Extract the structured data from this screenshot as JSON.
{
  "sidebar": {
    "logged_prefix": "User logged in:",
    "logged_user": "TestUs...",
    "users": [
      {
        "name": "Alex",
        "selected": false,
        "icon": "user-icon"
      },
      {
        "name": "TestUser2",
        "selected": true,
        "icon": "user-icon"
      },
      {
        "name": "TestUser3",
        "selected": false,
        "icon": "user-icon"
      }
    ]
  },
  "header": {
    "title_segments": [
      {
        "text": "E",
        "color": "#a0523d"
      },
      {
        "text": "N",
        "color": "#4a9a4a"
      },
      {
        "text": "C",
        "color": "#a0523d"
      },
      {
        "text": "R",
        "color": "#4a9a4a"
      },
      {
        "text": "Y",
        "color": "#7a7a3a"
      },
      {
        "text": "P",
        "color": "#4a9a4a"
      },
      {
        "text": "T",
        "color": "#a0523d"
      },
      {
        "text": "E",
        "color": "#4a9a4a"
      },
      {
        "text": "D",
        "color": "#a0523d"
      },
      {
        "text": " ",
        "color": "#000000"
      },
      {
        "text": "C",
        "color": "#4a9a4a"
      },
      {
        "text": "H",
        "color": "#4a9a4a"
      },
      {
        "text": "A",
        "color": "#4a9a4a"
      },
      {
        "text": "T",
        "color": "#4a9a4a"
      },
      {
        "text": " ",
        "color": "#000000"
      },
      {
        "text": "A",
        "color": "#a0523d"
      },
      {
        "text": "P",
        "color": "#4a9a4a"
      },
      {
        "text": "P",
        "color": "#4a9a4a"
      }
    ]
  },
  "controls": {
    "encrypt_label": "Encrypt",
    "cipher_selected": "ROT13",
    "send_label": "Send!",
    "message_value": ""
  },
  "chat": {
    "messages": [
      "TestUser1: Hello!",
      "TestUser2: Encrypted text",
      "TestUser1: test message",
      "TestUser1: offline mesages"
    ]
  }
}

==

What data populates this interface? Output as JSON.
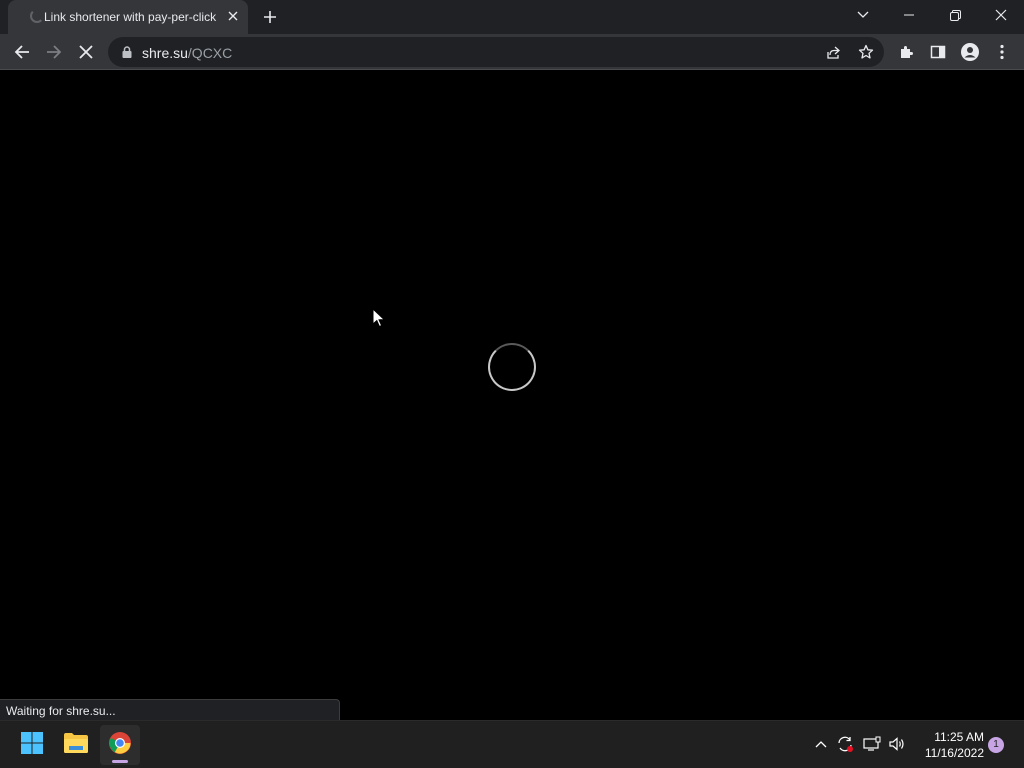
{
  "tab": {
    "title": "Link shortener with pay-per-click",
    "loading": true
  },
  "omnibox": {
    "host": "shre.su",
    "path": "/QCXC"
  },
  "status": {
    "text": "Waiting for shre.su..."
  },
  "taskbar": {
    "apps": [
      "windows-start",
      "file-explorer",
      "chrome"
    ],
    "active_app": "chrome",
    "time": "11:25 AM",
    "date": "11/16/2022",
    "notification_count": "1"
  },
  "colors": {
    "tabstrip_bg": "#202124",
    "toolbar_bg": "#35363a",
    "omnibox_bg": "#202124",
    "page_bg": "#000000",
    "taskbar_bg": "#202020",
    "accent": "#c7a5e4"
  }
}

§ **Task objective**
Look through the listing and extract every line with "name" in it.

§ **Completed exercise**
        "name": "Alex",
        "name": "TestUser2",
        "name": "TestUser3",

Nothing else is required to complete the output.